Task brief ::
Locate all lines in the data below that hold "JSON" and show them.

#### Extracted records ####

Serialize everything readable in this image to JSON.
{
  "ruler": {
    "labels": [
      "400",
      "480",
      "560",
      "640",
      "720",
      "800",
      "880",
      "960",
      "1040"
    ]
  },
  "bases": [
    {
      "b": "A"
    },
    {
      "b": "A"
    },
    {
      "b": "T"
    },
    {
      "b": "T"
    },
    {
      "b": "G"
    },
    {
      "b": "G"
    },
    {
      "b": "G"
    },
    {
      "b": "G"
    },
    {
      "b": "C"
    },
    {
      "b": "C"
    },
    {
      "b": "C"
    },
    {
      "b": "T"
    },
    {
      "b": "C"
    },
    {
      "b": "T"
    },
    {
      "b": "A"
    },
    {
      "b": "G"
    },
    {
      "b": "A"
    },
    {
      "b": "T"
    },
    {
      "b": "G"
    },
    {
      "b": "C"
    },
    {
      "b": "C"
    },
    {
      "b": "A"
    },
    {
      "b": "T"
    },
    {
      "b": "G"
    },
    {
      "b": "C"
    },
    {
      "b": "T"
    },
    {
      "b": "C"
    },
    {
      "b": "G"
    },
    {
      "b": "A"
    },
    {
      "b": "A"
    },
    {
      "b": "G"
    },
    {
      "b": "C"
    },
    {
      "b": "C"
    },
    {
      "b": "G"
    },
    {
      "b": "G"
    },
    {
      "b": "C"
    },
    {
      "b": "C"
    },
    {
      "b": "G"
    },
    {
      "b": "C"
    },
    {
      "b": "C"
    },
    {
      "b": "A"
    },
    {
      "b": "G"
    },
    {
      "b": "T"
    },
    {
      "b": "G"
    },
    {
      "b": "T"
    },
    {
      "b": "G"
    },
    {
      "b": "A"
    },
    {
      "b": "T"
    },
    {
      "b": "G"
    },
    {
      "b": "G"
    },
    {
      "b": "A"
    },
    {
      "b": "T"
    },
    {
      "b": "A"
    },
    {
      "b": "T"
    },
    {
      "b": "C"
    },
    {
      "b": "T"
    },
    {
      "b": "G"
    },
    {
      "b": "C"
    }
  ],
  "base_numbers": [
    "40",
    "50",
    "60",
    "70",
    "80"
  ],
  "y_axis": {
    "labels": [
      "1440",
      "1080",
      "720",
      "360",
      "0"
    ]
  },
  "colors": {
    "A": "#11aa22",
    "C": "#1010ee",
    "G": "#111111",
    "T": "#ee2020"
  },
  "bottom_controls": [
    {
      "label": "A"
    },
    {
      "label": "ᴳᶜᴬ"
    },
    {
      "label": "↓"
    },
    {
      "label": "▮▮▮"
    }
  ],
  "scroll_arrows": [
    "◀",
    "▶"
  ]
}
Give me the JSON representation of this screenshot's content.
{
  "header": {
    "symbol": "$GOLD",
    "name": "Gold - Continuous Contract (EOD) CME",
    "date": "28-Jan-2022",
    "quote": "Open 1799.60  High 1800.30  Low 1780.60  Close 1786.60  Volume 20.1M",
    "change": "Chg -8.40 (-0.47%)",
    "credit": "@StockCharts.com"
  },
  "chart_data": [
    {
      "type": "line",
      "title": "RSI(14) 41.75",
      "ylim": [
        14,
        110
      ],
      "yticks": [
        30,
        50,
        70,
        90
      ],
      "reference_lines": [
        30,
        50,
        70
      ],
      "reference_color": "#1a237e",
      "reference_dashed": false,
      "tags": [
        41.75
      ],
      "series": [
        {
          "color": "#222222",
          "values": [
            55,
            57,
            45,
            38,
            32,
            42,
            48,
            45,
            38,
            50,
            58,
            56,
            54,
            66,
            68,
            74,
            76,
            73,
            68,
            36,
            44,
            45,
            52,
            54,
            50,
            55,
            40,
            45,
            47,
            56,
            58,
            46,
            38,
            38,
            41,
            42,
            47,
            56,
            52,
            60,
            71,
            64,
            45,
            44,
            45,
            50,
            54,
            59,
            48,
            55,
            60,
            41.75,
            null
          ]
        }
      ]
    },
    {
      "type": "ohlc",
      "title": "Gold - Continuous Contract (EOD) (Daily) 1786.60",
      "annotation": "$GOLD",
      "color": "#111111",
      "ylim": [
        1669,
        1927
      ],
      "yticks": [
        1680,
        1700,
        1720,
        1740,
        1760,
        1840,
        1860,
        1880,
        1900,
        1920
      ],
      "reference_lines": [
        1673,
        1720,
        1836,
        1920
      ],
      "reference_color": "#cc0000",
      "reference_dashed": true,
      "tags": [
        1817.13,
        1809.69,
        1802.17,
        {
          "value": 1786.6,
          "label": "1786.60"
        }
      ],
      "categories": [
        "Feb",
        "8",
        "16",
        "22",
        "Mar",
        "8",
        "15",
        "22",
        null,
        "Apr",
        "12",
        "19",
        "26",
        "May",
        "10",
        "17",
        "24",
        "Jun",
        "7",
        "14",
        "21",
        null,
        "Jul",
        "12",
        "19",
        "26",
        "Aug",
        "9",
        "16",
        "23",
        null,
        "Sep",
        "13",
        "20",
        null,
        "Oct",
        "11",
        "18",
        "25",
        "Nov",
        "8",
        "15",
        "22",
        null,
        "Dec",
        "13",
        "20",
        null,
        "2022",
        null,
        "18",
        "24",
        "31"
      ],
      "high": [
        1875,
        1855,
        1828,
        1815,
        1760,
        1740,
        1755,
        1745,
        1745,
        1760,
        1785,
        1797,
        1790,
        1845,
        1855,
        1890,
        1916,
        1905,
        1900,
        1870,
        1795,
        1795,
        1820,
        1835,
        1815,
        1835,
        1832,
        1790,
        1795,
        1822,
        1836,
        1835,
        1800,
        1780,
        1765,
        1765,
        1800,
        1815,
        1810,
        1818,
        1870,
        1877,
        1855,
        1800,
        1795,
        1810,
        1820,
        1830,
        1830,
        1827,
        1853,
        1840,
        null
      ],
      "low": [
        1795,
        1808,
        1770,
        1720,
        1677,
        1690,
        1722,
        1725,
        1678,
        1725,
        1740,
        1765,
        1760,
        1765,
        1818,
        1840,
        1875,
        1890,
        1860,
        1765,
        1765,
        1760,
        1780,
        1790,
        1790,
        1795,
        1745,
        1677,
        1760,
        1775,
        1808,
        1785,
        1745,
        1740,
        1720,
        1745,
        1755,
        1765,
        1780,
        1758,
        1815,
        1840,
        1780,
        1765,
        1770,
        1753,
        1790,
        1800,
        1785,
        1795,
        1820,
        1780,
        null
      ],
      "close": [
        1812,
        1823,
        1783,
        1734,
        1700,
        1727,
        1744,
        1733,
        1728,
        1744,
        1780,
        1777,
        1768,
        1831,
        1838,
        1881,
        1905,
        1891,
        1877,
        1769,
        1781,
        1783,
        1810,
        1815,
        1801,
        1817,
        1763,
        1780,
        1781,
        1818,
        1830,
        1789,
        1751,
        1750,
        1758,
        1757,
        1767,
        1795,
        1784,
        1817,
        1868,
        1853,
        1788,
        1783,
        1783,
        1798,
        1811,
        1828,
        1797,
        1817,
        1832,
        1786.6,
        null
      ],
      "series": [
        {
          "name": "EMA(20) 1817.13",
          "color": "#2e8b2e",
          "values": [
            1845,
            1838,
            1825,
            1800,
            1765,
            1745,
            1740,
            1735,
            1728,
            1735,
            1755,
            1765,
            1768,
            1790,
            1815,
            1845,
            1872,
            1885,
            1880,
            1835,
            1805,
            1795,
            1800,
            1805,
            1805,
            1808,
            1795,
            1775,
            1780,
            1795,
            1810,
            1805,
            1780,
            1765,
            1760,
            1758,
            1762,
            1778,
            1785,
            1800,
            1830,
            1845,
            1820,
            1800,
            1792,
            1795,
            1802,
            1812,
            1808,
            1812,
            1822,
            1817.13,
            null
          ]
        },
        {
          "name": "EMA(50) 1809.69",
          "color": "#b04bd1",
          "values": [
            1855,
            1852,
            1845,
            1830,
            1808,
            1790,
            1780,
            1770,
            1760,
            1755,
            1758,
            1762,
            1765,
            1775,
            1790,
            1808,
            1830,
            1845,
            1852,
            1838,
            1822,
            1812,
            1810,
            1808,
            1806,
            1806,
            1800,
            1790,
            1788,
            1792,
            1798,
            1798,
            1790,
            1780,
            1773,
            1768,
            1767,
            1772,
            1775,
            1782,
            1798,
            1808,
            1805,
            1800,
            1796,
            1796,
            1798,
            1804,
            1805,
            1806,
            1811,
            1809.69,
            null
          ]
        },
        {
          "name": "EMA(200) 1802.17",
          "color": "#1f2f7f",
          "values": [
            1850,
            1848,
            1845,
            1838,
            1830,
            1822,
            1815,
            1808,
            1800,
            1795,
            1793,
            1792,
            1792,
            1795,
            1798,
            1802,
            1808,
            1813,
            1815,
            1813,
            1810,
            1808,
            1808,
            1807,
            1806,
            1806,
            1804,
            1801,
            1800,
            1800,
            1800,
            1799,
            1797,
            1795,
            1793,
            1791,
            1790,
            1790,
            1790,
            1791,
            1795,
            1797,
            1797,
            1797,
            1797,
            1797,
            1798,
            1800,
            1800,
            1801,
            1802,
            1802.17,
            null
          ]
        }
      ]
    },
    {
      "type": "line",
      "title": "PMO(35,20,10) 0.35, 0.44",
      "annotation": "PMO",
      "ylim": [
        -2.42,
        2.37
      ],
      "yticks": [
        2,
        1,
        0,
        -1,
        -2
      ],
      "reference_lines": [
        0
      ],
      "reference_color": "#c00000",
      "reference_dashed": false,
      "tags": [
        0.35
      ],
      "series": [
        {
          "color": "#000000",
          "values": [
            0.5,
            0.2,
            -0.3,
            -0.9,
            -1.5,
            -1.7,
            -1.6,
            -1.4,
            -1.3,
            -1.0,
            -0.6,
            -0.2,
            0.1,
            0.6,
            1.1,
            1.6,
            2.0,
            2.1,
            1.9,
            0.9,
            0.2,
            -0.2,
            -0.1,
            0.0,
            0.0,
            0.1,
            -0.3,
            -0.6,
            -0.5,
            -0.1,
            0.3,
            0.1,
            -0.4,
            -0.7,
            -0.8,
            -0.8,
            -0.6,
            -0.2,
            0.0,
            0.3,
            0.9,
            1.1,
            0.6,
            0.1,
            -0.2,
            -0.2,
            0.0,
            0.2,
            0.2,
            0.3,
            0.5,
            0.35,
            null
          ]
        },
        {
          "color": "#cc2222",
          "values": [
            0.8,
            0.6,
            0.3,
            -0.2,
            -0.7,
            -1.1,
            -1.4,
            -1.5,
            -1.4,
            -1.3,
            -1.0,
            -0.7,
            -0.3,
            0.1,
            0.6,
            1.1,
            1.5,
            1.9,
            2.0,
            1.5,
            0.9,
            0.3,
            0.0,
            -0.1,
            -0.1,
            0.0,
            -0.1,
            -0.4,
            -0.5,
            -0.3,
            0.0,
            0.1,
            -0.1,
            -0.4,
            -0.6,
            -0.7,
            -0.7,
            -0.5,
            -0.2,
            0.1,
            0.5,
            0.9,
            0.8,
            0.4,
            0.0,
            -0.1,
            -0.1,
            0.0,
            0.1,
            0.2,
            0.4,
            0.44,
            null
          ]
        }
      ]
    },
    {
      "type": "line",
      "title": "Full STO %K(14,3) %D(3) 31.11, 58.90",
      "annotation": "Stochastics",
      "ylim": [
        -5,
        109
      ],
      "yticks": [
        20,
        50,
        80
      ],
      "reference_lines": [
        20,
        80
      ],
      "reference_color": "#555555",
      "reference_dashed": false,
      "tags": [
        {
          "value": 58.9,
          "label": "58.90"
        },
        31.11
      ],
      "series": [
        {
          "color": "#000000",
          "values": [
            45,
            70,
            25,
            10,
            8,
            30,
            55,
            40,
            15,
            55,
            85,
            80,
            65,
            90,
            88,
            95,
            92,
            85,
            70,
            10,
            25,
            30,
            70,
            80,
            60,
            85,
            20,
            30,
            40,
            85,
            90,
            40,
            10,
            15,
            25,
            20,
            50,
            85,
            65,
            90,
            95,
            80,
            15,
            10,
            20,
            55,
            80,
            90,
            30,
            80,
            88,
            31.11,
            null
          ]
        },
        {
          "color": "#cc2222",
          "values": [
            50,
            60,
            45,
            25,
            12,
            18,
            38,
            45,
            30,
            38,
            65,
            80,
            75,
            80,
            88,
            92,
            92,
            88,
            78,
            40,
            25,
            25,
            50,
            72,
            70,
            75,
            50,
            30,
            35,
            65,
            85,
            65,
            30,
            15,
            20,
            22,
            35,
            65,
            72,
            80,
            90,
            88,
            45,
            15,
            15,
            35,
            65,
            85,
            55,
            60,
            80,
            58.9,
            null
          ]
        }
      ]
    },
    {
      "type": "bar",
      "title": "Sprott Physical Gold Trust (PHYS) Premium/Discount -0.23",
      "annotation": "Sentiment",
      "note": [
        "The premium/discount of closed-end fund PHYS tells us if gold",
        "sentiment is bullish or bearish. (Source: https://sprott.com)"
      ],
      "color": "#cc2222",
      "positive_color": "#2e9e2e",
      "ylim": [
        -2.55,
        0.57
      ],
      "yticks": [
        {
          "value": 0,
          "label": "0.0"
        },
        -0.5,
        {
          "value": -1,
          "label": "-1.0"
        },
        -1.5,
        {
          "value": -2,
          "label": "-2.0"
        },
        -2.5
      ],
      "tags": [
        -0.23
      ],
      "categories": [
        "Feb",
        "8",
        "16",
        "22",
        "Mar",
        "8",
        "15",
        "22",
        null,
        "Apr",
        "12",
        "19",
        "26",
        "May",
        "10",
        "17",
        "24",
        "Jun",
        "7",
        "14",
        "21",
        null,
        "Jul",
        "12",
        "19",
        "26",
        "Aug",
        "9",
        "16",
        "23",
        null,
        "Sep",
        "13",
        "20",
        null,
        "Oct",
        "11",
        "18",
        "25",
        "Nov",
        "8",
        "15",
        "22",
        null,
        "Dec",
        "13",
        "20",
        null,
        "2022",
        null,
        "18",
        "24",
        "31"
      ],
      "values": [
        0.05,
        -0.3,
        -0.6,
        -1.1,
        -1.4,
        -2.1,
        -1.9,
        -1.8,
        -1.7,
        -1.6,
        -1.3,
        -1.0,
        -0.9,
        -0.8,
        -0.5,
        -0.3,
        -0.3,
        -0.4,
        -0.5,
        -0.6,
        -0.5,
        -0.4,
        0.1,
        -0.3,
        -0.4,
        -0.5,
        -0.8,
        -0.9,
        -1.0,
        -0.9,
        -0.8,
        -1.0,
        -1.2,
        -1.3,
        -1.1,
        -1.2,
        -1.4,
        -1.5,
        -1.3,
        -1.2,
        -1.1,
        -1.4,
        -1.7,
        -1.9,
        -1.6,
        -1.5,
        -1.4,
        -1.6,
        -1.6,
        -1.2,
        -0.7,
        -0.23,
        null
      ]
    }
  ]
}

####

Exercise result ::
Serialize everything readable in this image to JSON.
Give me the JSON representation of this screenshot's content.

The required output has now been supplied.